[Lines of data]

------------------------

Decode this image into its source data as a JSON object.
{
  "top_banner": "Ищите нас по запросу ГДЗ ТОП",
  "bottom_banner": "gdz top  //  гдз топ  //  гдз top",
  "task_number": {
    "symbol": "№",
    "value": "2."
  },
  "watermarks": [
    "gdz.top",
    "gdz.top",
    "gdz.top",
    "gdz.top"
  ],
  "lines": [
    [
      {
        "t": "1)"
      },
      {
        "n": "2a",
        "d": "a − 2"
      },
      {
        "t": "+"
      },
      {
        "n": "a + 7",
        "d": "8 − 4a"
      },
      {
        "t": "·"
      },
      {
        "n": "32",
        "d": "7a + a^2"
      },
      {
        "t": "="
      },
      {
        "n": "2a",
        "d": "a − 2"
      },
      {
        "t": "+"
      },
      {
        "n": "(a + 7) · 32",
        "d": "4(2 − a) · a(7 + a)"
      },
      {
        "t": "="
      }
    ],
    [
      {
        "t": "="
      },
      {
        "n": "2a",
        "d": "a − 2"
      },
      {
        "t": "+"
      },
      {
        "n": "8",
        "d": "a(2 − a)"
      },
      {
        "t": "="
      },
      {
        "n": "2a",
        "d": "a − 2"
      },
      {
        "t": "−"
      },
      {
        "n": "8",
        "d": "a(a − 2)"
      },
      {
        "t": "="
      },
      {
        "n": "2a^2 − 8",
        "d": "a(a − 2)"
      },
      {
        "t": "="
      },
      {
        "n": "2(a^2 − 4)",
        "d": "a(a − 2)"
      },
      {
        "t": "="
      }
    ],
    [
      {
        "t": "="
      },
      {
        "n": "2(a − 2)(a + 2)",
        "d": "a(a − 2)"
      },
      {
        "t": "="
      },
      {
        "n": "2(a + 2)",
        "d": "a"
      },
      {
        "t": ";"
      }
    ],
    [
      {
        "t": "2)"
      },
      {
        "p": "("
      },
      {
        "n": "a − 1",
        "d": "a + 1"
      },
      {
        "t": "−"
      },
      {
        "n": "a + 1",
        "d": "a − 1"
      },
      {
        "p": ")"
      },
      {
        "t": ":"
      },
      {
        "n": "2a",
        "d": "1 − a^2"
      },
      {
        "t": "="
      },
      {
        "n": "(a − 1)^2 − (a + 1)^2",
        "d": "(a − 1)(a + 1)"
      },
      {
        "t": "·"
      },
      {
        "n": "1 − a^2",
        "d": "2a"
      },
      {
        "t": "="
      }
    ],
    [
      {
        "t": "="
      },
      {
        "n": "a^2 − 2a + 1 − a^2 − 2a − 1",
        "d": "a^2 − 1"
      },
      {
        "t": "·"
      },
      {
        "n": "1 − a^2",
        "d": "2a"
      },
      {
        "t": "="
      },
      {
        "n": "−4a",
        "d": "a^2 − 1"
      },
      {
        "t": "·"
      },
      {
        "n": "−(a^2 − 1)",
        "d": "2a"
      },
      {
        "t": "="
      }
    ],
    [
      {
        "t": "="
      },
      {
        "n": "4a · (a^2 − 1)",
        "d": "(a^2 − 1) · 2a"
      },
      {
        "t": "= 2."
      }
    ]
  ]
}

------------------------

EXERCISE ->
Print the material above once more, exactly.

TASK SOLUTION ->
Decode this image into its source data as a JSON object.
{
  "top_banner": "Ищите нас по запросу ГДЗ ТОП",
  "bottom_banner": "gdz top  //  гдз топ  //  гдз top",
  "task_number": {
    "symbol": "№",
    "value": "2."
  },
  "watermarks": [
    "gdz.top",
    "gdz.top",
    "gdz.top",
    "gdz.top"
  ],
  "lines": [
    [
      {
        "t": "1)"
      },
      {
        "n": "2a",
        "d": "a − 2"
      },
      {
        "t": "+"
      },
      {
        "n": "a + 7",
        "d": "8 − 4a"
      },
      {
        "t": "·"
      },
      {
        "n": "32",
        "d": "7a + a^2"
      },
      {
        "t": "="
      },
      {
        "n": "2a",
        "d": "a − 2"
      },
      {
        "t": "+"
      },
      {
        "n": "(a + 7) · 32",
        "d": "4(2 − a) · a(7 + a)"
      },
      {
        "t": "="
      }
    ],
    [
      {
        "t": "="
      },
      {
        "n": "2a",
        "d": "a − 2"
      },
      {
        "t": "+"
      },
      {
        "n": "8",
        "d": "a(2 − a)"
      },
      {
        "t": "="
      },
      {
        "n": "2a",
        "d": "a − 2"
      },
      {
        "t": "−"
      },
      {
        "n": "8",
        "d": "a(a − 2)"
      },
      {
        "t": "="
      },
      {
        "n": "2a^2 − 8",
        "d": "a(a − 2)"
      },
      {
        "t": "="
      },
      {
        "n": "2(a^2 − 4)",
        "d": "a(a − 2)"
      },
      {
        "t": "="
      }
    ],
    [
      {
        "t": "="
      },
      {
        "n": "2(a − 2)(a + 2)",
        "d": "a(a − 2)"
      },
      {
        "t": "="
      },
      {
        "n": "2(a + 2)",
        "d": "a"
      },
      {
        "t": ";"
      }
    ],
    [
      {
        "t": "2)"
      },
      {
        "p": "("
      },
      {
        "n": "a − 1",
        "d": "a + 1"
      },
      {
        "t": "−"
      },
      {
        "n": "a + 1",
        "d": "a − 1"
      },
      {
        "p": ")"
      },
      {
        "t": ":"
      },
      {
        "n": "2a",
        "d": "1 − a^2"
      },
      {
        "t": "="
      },
      {
        "n": "(a − 1)^2 − (a + 1)^2",
        "d": "(a − 1)(a + 1)"
      },
      {
        "t": "·"
      },
      {
        "n": "1 − a^2",
        "d": "2a"
      },
      {
        "t": "="
      }
    ],
    [
      {
        "t": "="
      },
      {
        "n": "a^2 − 2a + 1 − a^2 − 2a − 1",
        "d": "a^2 − 1"
      },
      {
        "t": "·"
      },
      {
        "n": "1 − a^2",
        "d": "2a"
      },
      {
        "t": "="
      },
      {
        "n": "−4a",
        "d": "a^2 − 1"
      },
      {
        "t": "·"
      },
      {
        "n": "−(a^2 − 1)",
        "d": "2a"
      },
      {
        "t": "="
      }
    ],
    [
      {
        "t": "="
      },
      {
        "n": "4a · (a^2 − 1)",
        "d": "(a^2 − 1) · 2a"
      },
      {
        "t": "= 2."
      }
    ]
  ]
}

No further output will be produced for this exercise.